[Saved dataset items]

--- --- ---

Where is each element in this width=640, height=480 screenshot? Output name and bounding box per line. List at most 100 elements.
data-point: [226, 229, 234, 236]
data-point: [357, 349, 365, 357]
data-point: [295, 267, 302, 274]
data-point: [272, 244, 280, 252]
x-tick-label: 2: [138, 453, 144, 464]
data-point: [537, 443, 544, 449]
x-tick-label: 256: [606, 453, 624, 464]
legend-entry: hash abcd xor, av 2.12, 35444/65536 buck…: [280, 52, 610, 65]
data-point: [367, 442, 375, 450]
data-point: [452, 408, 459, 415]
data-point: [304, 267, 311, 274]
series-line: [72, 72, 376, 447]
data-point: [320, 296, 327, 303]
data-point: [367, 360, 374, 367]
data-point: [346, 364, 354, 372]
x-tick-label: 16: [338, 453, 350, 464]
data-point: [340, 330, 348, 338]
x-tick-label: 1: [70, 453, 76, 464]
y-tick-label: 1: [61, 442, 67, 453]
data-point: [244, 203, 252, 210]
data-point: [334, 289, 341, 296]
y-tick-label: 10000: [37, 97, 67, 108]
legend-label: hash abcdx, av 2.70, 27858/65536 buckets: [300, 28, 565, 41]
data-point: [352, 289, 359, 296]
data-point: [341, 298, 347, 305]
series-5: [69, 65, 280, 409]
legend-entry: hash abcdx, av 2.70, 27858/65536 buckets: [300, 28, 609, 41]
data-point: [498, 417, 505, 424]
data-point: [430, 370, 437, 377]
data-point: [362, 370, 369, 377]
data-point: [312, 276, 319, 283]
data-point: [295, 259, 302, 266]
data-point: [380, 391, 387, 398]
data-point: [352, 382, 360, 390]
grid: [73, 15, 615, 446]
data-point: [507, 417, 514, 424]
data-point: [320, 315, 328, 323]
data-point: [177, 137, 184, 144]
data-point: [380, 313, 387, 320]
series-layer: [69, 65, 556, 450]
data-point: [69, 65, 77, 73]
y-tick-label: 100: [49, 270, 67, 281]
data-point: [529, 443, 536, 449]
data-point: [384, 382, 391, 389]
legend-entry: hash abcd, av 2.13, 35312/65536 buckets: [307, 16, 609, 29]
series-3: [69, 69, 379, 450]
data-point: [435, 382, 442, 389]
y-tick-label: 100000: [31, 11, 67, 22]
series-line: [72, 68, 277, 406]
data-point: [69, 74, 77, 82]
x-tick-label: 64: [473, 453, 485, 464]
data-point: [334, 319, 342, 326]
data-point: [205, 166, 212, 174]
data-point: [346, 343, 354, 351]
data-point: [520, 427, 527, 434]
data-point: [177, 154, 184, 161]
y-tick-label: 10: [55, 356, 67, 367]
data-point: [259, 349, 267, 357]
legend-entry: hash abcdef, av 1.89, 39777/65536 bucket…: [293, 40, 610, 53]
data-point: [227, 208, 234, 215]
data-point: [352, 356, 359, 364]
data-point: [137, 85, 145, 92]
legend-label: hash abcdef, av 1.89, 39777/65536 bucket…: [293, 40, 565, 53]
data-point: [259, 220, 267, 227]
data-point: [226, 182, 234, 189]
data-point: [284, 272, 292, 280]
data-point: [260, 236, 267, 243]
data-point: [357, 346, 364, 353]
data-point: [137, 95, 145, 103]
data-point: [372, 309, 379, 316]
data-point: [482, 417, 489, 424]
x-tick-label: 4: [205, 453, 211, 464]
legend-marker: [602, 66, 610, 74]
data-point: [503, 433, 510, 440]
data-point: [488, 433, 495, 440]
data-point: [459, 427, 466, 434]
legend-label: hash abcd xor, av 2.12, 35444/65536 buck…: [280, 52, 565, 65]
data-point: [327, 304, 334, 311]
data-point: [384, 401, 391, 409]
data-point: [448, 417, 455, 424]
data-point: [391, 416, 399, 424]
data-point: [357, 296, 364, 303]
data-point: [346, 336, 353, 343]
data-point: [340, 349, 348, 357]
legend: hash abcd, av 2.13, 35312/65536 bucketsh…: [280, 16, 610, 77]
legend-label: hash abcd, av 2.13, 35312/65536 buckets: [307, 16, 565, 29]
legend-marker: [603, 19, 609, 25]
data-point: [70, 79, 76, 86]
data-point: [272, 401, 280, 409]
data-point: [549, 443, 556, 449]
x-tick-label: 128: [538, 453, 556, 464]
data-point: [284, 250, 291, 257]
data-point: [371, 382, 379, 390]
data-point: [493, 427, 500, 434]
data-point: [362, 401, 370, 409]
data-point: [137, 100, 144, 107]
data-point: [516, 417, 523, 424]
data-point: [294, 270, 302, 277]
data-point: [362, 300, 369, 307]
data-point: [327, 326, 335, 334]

--- --- ---

Copy out every line above without changing anything.

Where is each element in this width=640, height=480 screenshot? Output name and bounding box per line. List at most 100 elements.
data-point: [226, 229, 234, 236]
data-point: [357, 349, 365, 357]
data-point: [295, 267, 302, 274]
data-point: [272, 244, 280, 252]
x-tick-label: 2: [138, 453, 144, 464]
data-point: [537, 443, 544, 449]
x-tick-label: 256: [606, 453, 624, 464]
legend-entry: hash abcd xor, av 2.12, 35444/65536 buck…: [280, 52, 610, 65]
data-point: [367, 442, 375, 450]
data-point: [452, 408, 459, 415]
data-point: [304, 267, 311, 274]
series-line: [72, 72, 376, 447]
data-point: [320, 296, 327, 303]
data-point: [367, 360, 374, 367]
data-point: [346, 364, 354, 372]
x-tick-label: 16: [338, 453, 350, 464]
data-point: [340, 330, 348, 338]
x-tick-label: 1: [70, 453, 76, 464]
y-tick-label: 1: [61, 442, 67, 453]
data-point: [244, 203, 252, 210]
data-point: [334, 289, 341, 296]
y-tick-label: 10000: [37, 97, 67, 108]
legend-label: hash abcdx, av 2.70, 27858/65536 buckets: [300, 28, 565, 41]
data-point: [352, 289, 359, 296]
data-point: [341, 298, 347, 305]
series-5: [69, 65, 280, 409]
legend-entry: hash abcdx, av 2.70, 27858/65536 buckets: [300, 28, 609, 41]
data-point: [498, 417, 505, 424]
data-point: [430, 370, 437, 377]
data-point: [362, 370, 369, 377]
data-point: [312, 276, 319, 283]
data-point: [295, 259, 302, 266]
data-point: [380, 391, 387, 398]
data-point: [352, 382, 360, 390]
grid: [73, 15, 615, 446]
data-point: [507, 417, 514, 424]
data-point: [320, 315, 328, 323]
data-point: [177, 137, 184, 144]
data-point: [380, 313, 387, 320]
series-layer: [69, 65, 556, 450]
data-point: [69, 65, 77, 73]
y-tick-label: 100: [49, 270, 67, 281]
data-point: [529, 443, 536, 449]
data-point: [384, 382, 391, 389]
legend-entry: hash abcd, av 2.13, 35312/65536 buckets: [307, 16, 609, 29]
series-3: [69, 69, 379, 450]
data-point: [435, 382, 442, 389]
y-tick-label: 100000: [31, 11, 67, 22]
series-line: [72, 68, 277, 406]
data-point: [69, 74, 77, 82]
x-tick-label: 64: [473, 453, 485, 464]
data-point: [334, 319, 342, 326]
data-point: [205, 166, 212, 174]
data-point: [346, 343, 354, 351]
data-point: [520, 427, 527, 434]
data-point: [177, 154, 184, 161]
y-tick-label: 10: [55, 356, 67, 367]
data-point: [259, 349, 267, 357]
legend-entry: hash abcdef, av 1.89, 39777/65536 bucket…: [293, 40, 610, 53]
data-point: [227, 208, 234, 215]
data-point: [352, 356, 359, 364]
data-point: [137, 85, 145, 92]
legend-label: hash abcdef, av 1.89, 39777/65536 bucket…: [293, 40, 565, 53]
data-point: [259, 220, 267, 227]
data-point: [226, 182, 234, 189]
data-point: [284, 272, 292, 280]
data-point: [260, 236, 267, 243]
data-point: [357, 346, 364, 353]
data-point: [137, 95, 145, 103]
data-point: [372, 309, 379, 316]
data-point: [482, 417, 489, 424]
x-tick-label: 4: [205, 453, 211, 464]
legend-marker: [602, 66, 610, 74]
data-point: [503, 433, 510, 440]
data-point: [488, 433, 495, 440]
data-point: [459, 427, 466, 434]
legend-label: hash abcd xor, av 2.12, 35444/65536 buck…: [280, 52, 565, 65]
data-point: [327, 304, 334, 311]
data-point: [384, 401, 391, 409]
data-point: [448, 417, 455, 424]
data-point: [391, 416, 399, 424]
data-point: [357, 296, 364, 303]
data-point: [346, 336, 353, 343]
data-point: [340, 349, 348, 357]
legend: hash abcd, av 2.13, 35312/65536 bucketsh…: [280, 16, 610, 77]
legend-label: hash abcd, av 2.13, 35312/65536 buckets: [307, 16, 565, 29]
legend-marker: [603, 19, 609, 25]
data-point: [70, 79, 76, 86]
data-point: [272, 401, 280, 409]
data-point: [549, 443, 556, 449]
x-tick-label: 128: [538, 453, 556, 464]
data-point: [284, 250, 291, 257]
data-point: [371, 382, 379, 390]
data-point: [493, 427, 500, 434]
data-point: [362, 401, 370, 409]
data-point: [137, 100, 144, 107]
data-point: [516, 417, 523, 424]
data-point: [294, 270, 302, 277]
data-point: [362, 300, 369, 307]
data-point: [327, 326, 335, 334]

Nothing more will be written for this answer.